*Instruction*. Write out the following lines of the stored data exactly, starting with the first entry and continuing through the line with "data-point (258, 365, 265, 372)", both included.

(Stored data)

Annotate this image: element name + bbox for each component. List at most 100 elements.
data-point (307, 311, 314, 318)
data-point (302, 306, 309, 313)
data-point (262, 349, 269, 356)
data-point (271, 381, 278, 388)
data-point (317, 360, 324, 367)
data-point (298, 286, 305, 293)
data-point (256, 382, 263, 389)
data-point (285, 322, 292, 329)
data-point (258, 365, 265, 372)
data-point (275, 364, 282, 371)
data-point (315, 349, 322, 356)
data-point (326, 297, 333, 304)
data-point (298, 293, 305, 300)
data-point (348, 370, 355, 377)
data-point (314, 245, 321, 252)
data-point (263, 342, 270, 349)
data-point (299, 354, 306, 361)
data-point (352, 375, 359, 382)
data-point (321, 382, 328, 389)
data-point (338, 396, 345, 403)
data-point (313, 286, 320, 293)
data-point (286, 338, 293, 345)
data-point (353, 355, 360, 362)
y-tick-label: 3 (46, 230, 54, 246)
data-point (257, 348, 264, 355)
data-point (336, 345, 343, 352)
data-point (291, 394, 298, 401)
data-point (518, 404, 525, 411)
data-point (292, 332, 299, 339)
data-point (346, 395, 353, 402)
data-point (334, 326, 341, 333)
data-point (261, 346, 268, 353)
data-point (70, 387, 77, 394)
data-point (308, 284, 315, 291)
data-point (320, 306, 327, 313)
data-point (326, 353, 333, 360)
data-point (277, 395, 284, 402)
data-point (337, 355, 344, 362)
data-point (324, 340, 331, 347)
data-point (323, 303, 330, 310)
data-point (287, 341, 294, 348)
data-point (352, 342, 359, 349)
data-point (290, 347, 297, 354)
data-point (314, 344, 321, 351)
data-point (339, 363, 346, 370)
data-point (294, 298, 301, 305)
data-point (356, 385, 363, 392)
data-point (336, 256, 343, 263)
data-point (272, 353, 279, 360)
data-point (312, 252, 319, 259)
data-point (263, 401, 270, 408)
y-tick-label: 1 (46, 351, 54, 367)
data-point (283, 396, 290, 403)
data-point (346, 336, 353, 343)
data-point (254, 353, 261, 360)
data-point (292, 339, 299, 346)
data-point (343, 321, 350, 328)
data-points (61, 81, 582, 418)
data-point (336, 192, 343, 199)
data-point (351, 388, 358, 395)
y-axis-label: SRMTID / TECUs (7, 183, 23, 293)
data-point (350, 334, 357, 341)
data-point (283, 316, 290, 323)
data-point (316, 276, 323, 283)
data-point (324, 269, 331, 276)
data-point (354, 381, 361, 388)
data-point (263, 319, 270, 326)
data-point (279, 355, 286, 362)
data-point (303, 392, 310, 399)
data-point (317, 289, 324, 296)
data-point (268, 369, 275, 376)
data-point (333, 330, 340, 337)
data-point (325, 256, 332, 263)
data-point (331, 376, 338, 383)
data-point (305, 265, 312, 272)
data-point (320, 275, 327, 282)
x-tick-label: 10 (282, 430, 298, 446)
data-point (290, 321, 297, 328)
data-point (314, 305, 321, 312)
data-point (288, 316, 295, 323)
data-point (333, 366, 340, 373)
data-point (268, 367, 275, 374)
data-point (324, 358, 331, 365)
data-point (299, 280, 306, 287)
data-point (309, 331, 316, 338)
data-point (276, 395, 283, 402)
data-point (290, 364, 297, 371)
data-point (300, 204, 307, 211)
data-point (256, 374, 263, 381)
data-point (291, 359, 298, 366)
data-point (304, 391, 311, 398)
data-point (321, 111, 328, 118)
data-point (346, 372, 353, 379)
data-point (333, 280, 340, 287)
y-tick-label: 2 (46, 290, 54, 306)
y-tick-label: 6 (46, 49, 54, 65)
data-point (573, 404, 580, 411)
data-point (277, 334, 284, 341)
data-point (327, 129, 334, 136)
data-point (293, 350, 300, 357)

*Solution for this problem*.
Annotate this image: element name + bbox for each component. List at most 100 elements.
data-point (307, 311, 314, 318)
data-point (302, 306, 309, 313)
data-point (262, 349, 269, 356)
data-point (271, 381, 278, 388)
data-point (317, 360, 324, 367)
data-point (298, 286, 305, 293)
data-point (256, 382, 263, 389)
data-point (285, 322, 292, 329)
data-point (258, 365, 265, 372)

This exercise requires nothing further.